PROBLEM REQUIREMENTS:
Print every entry below verbatim, line by line, leaving out the pictures.
--- Start of DATA PROVIDED ---
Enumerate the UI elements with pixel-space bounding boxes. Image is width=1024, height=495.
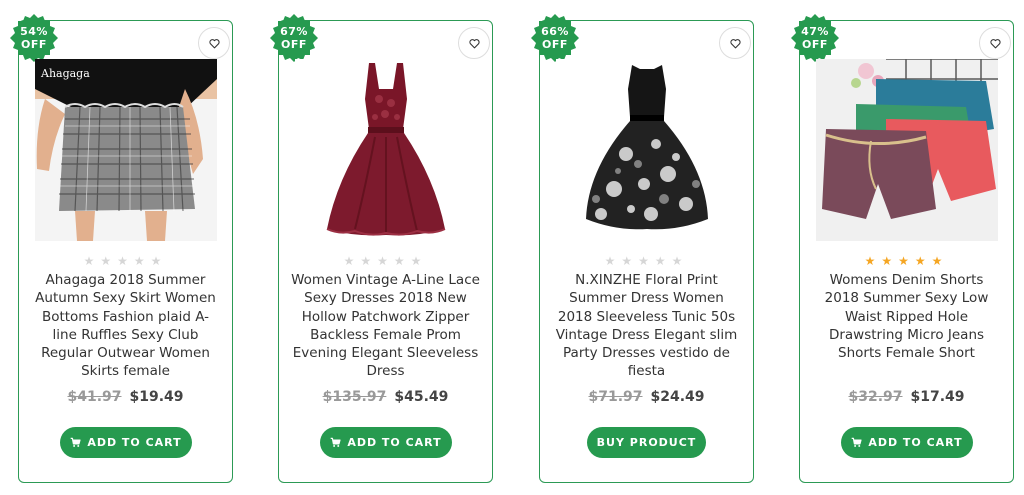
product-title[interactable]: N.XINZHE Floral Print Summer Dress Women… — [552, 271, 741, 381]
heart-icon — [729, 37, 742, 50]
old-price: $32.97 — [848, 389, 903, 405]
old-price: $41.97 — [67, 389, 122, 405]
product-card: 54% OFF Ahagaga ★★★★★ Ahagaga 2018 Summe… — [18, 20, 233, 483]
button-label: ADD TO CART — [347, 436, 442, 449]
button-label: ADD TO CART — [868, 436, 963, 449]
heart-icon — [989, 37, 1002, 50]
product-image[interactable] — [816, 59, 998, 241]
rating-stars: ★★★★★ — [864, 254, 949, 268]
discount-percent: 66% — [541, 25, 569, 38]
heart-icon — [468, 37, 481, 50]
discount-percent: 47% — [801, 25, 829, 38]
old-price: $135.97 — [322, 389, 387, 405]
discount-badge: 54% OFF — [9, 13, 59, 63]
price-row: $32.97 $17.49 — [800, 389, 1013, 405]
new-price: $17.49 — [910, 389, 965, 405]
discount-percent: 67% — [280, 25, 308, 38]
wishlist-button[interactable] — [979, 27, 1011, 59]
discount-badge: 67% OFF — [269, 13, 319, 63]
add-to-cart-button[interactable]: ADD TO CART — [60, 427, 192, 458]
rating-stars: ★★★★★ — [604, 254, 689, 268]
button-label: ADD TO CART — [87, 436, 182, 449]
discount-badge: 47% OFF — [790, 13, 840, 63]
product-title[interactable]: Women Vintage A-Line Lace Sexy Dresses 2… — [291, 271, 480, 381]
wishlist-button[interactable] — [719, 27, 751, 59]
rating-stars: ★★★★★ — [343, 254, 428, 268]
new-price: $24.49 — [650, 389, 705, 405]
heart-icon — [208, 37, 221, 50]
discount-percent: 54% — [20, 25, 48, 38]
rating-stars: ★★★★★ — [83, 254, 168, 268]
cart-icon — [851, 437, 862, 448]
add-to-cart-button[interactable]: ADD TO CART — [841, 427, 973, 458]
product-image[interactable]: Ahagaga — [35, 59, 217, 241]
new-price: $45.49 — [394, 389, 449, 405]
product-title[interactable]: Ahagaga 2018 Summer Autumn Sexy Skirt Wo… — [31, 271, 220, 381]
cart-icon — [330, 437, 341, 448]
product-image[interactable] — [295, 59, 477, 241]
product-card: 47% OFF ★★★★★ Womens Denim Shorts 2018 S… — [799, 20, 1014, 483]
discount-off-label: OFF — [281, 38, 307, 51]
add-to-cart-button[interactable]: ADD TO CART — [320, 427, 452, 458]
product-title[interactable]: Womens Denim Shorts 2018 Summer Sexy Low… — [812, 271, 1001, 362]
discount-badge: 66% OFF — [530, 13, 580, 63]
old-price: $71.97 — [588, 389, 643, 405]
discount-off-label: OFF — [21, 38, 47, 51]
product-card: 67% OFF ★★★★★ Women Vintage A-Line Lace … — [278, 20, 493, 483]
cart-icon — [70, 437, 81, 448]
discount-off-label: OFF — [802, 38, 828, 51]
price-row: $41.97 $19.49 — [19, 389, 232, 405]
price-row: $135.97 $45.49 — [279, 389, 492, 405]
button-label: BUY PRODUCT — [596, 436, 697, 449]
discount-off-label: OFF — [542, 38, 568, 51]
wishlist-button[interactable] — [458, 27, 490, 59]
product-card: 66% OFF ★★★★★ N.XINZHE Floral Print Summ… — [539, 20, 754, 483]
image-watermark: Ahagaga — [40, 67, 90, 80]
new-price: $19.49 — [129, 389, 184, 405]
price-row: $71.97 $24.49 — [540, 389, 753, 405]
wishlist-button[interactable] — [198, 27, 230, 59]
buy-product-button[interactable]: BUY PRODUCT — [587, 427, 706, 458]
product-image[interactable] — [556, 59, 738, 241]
--- End of DATA PROVIDED ---
ANSWER:
Enumerate the UI elements with pixel-space bounding boxes. Image is width=1024, height=495.
product-title[interactable]: N.XINZHE Floral Print Summer Dress Women… — [552, 271, 741, 381]
heart-icon — [729, 37, 742, 50]
old-price: $32.97 — [848, 389, 903, 405]
old-price: $41.97 — [67, 389, 122, 405]
product-card: 54% OFF Ahagaga ★★★★★ Ahagaga 2018 Summe… — [18, 20, 233, 483]
button-label: ADD TO CART — [347, 436, 442, 449]
button-label: ADD TO CART — [868, 436, 963, 449]
heart-icon — [989, 37, 1002, 50]
product-image[interactable] — [816, 59, 998, 241]
rating-stars: ★★★★★ — [864, 254, 949, 268]
discount-percent: 66% — [541, 25, 569, 38]
heart-icon — [468, 37, 481, 50]
discount-percent: 47% — [801, 25, 829, 38]
old-price: $135.97 — [322, 389, 387, 405]
discount-badge: 54% OFF — [9, 13, 59, 63]
price-row: $32.97 $17.49 — [800, 389, 1013, 405]
new-price: $17.49 — [910, 389, 965, 405]
discount-percent: 67% — [280, 25, 308, 38]
wishlist-button[interactable] — [979, 27, 1011, 59]
discount-badge: 67% OFF — [269, 13, 319, 63]
add-to-cart-button[interactable]: ADD TO CART — [60, 427, 192, 458]
rating-stars: ★★★★★ — [604, 254, 689, 268]
button-label: ADD TO CART — [87, 436, 182, 449]
discount-badge: 47% OFF — [790, 13, 840, 63]
product-title[interactable]: Women Vintage A-Line Lace Sexy Dresses 2… — [291, 271, 480, 381]
wishlist-button[interactable] — [719, 27, 751, 59]
rating-stars: ★★★★★ — [343, 254, 428, 268]
new-price: $24.49 — [650, 389, 705, 405]
heart-icon — [208, 37, 221, 50]
discount-percent: 54% — [20, 25, 48, 38]
rating-stars: ★★★★★ — [83, 254, 168, 268]
cart-icon — [851, 437, 862, 448]
add-to-cart-button[interactable]: ADD TO CART — [841, 427, 973, 458]
product-image[interactable]: Ahagaga — [35, 59, 217, 241]
new-price: $45.49 — [394, 389, 449, 405]
product-title[interactable]: Ahagaga 2018 Summer Autumn Sexy Skirt Wo… — [31, 271, 220, 381]
cart-icon — [330, 437, 341, 448]
product-image[interactable] — [295, 59, 477, 241]
product-card: 47% OFF ★★★★★ Womens Denim Shorts 2018 S… — [799, 20, 1014, 483]
discount-off-label: OFF — [281, 38, 307, 51]
add-to-cart-button[interactable]: ADD TO CART — [320, 427, 452, 458]
product-title[interactable]: Womens Denim Shorts 2018 Summer Sexy Low… — [812, 271, 1001, 362]
discount-badge: 66% OFF — [530, 13, 580, 63]
old-price: $71.97 — [588, 389, 643, 405]
discount-off-label: OFF — [21, 38, 47, 51]
product-card: 67% OFF ★★★★★ Women Vintage A-Line Lace … — [278, 20, 493, 483]
cart-icon — [70, 437, 81, 448]
discount-off-label: OFF — [802, 38, 828, 51]
price-row: $41.97 $19.49 — [19, 389, 232, 405]
price-row: $135.97 $45.49 — [279, 389, 492, 405]
button-label: BUY PRODUCT — [596, 436, 697, 449]
discount-off-label: OFF — [542, 38, 568, 51]
wishlist-button[interactable] — [458, 27, 490, 59]
product-card: 66% OFF ★★★★★ N.XINZHE Floral Print Summ… — [539, 20, 754, 483]
image-watermark: Ahagaga — [40, 67, 90, 80]
new-price: $19.49 — [129, 389, 184, 405]
price-row: $71.97 $24.49 — [540, 389, 753, 405]
wishlist-button[interactable] — [198, 27, 230, 59]
buy-product-button[interactable]: BUY PRODUCT — [587, 427, 706, 458]
product-image[interactable] — [556, 59, 738, 241]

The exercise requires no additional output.